Workup for Diffuse Hair Thinning in Women
A focused history targeting menstrual patterns, androgen excess symptoms, metabolic risk factors, and medication use, combined with a targeted physical examination for signs of hyperandrogenism and metabolic disease, should guide initial laboratory testing that includes thyroid function, iron studies, and androgen levels. 1
History
Menstrual and Reproductive History
- Document menstrual cycle regularity, duration, and onset of irregularities to identify chronic anovulation, which is associated with polycystic ovary syndrome (PCOS) and can present with hair thinning 1
- Assess contraceptive use and fertility history, as these provide clues to underlying hormonal dysfunction 1
Signs of Androgen Excess
- Determine onset and duration of hair thinning and whether it is accompanied by other signs of androgen excess such as acne, hirsutism, or deepening voice 1
- Ask specifically about pattern of hair loss (diffuse vs. androgenic pattern) and rate of progression 1
Medication and Substance Use
- Review all medications, particularly exogenous androgens, which can cause hair thinning 1
- Document use of oral contraceptives, as these can both mask and treat androgen-related hair loss 1
Lifestyle and Metabolic Factors
- Assess diet, exercise patterns, alcohol use, and smoking, as these relate to metabolic dysfunction 1
- Document weight changes and eating patterns, particularly caloric restriction or excessive exercise that may suggest functional hypothalamic amenorrhea 1
Family History
- Obtain family history of cardiovascular disease, diabetes, and early myocardial infarction (before age 55 in male relatives, before age 65 in female relatives), as PCOS patients have increased cardiovascular risk 1
- Ask about family history of hair loss, thyroid disease, and autoimmune conditions 1
Physical Examination
Androgen Excess Assessment
- Examine for acne, male-pattern balding, and clitoromegaly as signs of significant hyperandrogenism 1
- Assess distribution and pattern of body hair to quantify hirsutism 1
- Perform pelvic examination to assess for ovarian enlargement, though this is often normal even in PCOS 1
Metabolic and Endocrine Signs
- Look for acanthosis nigricans on the back of neck, beneath breasts, axillae, or vulva as a marker of insulin resistance 1
- If acanthosis nigricans is present, consider associated insulinoma or malignancy, particularly gastric adenocarcinoma 1
- Calculate body mass index and waist-hip ratio to assess for obesity and central adiposity 1
Thyroid Assessment
- Palpate thyroid gland for enlargement or nodules 1
Cushing's Syndrome Screening
- If history suggests Cushing's syndrome, examine for buffalo hump, moon facies, hypertension, abdominal striae, centripetal fat distribution, easy bruising, or proximal myopathies 1
Laboratory Workup
First-Tier Testing
- Thyroid-stimulating hormone (TSH) to exclude thyroid disease, a common cause of hair thinning 1
- Serum ferritin to assess iron stores, as iron deficiency is a reversible cause of hair loss 1
- Total testosterone or bioavailable/free testosterone to evaluate for ovarian hyperandrogenism 1
- Prolactin level to exclude hyperprolactinemia 1
Metabolic Screening (Particularly if PCOS Suspected)

→ **PROVIDED INFORMATION**:
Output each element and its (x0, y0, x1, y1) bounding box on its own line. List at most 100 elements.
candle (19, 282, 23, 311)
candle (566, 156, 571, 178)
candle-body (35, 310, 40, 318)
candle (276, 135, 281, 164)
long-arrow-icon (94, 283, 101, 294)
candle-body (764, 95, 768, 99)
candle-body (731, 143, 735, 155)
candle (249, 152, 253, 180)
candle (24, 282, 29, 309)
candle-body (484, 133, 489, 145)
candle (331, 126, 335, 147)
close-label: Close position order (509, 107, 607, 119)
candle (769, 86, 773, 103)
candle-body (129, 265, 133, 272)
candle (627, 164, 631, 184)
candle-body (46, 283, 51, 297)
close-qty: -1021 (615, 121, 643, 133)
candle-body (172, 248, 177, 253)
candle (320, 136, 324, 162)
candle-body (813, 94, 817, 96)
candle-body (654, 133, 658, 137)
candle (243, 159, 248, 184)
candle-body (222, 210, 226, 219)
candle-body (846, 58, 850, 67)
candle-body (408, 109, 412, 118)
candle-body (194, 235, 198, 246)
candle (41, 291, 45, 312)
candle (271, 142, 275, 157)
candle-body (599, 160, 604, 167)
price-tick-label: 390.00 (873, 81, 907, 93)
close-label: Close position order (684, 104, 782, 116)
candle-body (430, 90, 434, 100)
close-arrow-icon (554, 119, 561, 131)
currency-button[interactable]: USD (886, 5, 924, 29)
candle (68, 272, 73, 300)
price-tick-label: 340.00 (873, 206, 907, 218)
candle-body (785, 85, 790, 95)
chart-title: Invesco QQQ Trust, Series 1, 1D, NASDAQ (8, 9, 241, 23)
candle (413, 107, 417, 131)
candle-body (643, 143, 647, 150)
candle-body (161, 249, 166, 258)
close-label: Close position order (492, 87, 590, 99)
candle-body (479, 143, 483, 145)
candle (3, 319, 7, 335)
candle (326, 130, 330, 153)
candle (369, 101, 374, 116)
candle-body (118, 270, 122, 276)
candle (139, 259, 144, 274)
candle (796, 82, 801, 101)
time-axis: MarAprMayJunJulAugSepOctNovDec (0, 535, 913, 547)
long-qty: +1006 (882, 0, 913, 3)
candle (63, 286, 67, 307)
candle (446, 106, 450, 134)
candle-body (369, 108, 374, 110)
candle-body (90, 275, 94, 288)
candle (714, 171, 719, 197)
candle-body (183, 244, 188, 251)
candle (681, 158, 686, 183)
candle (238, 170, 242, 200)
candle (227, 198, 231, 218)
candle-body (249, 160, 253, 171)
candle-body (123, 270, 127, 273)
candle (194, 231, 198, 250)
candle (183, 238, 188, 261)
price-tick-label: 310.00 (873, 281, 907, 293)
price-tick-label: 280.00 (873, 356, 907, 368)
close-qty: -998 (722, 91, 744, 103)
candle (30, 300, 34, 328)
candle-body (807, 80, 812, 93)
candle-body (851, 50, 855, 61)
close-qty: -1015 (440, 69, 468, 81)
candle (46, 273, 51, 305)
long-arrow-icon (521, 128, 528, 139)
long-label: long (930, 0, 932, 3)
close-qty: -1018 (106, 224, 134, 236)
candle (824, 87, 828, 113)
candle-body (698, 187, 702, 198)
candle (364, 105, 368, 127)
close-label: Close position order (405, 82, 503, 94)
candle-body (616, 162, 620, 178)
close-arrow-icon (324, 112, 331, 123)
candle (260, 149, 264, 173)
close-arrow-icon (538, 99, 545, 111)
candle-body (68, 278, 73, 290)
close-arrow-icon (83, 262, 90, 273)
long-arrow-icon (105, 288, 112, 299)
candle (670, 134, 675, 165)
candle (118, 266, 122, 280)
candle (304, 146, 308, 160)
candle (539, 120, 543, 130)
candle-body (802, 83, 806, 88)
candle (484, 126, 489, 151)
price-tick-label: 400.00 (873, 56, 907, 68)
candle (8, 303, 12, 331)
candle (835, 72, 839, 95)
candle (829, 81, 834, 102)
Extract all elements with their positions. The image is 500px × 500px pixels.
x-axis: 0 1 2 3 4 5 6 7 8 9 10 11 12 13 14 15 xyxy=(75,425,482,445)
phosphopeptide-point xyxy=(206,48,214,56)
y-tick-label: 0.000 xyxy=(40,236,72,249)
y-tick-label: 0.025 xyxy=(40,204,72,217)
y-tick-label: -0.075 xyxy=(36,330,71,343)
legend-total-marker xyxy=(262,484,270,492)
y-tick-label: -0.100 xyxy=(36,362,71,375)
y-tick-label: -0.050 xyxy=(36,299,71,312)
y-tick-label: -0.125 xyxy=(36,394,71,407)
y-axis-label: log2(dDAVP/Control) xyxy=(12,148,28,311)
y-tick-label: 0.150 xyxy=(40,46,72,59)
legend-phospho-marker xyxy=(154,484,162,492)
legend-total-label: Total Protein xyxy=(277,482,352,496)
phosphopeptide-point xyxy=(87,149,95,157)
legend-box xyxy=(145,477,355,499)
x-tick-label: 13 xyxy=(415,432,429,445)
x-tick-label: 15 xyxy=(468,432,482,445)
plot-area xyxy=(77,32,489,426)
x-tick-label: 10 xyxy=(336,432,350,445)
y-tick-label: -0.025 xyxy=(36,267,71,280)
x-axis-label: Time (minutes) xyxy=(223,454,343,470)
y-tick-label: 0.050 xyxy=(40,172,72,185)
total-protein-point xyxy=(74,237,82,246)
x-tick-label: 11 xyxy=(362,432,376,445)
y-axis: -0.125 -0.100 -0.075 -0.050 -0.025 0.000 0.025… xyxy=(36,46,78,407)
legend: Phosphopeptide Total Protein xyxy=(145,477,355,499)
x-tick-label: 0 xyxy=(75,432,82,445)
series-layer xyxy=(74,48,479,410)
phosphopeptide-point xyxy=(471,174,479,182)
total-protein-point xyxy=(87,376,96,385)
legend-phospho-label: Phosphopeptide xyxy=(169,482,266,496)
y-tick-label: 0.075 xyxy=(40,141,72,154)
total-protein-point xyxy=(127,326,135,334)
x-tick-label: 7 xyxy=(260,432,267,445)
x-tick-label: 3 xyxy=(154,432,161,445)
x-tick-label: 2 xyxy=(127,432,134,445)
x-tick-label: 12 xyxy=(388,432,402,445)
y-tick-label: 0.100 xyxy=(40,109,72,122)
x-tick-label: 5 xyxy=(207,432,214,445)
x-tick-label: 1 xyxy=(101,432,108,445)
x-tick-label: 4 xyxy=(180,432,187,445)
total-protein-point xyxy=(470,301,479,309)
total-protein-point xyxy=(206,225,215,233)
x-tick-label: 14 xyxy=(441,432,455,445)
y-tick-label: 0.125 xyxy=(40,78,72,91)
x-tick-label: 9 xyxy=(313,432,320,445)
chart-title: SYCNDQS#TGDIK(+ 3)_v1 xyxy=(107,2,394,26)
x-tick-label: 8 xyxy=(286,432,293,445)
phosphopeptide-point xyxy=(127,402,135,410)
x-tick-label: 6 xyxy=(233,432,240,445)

→ **PROBLEMS TO SOLVE**:
a) In the hair thinning workup, where on the body should the examiner look for acanthosis nigricans?
b) Carry the hair thinning workup forward from its final line.

→ **EXERCISE ANSWERS**:
a) On the back of the neck, beneath the breasts, in the axillae, or on the vulva.

b)
- Fasting glucose followed by 2-hour glucose after 75-gram oral glucose load to screen for diabetes and glucose intolerance, as women with PCOS have demonstrated increased risk 1
- Fasting lipid profile including total cholesterol, LDL, HDL, and triglycerides, as PCOS patients frequently have dyslipidemia 1
Additional Testing Based on Clinical Presentation
- If Cushing's syndrome is suspected based on physical findings, proceed with appropriate screening tests 1
- If signs suggest androgen-secreting tumor (rapid onset, severe virilization, very elevated testosterone), imaging of ovaries and adrenal glands is indicated 1
- Consider testing for nonclassic congenital adrenal hyperplasia in patients with significant hyperandrogenism 1
Key Clinical Pitfalls
Avoid extensive laboratory testing without a focused history and physical examination, as studies demonstrate that 76% of diagnoses are made from history alone, with physical examination and laboratory investigation serving primarily to confirm diagnoses and exclude alternatives 2. The history and physical examination should guide selective testing rather than ordering comprehensive panels 3, 4.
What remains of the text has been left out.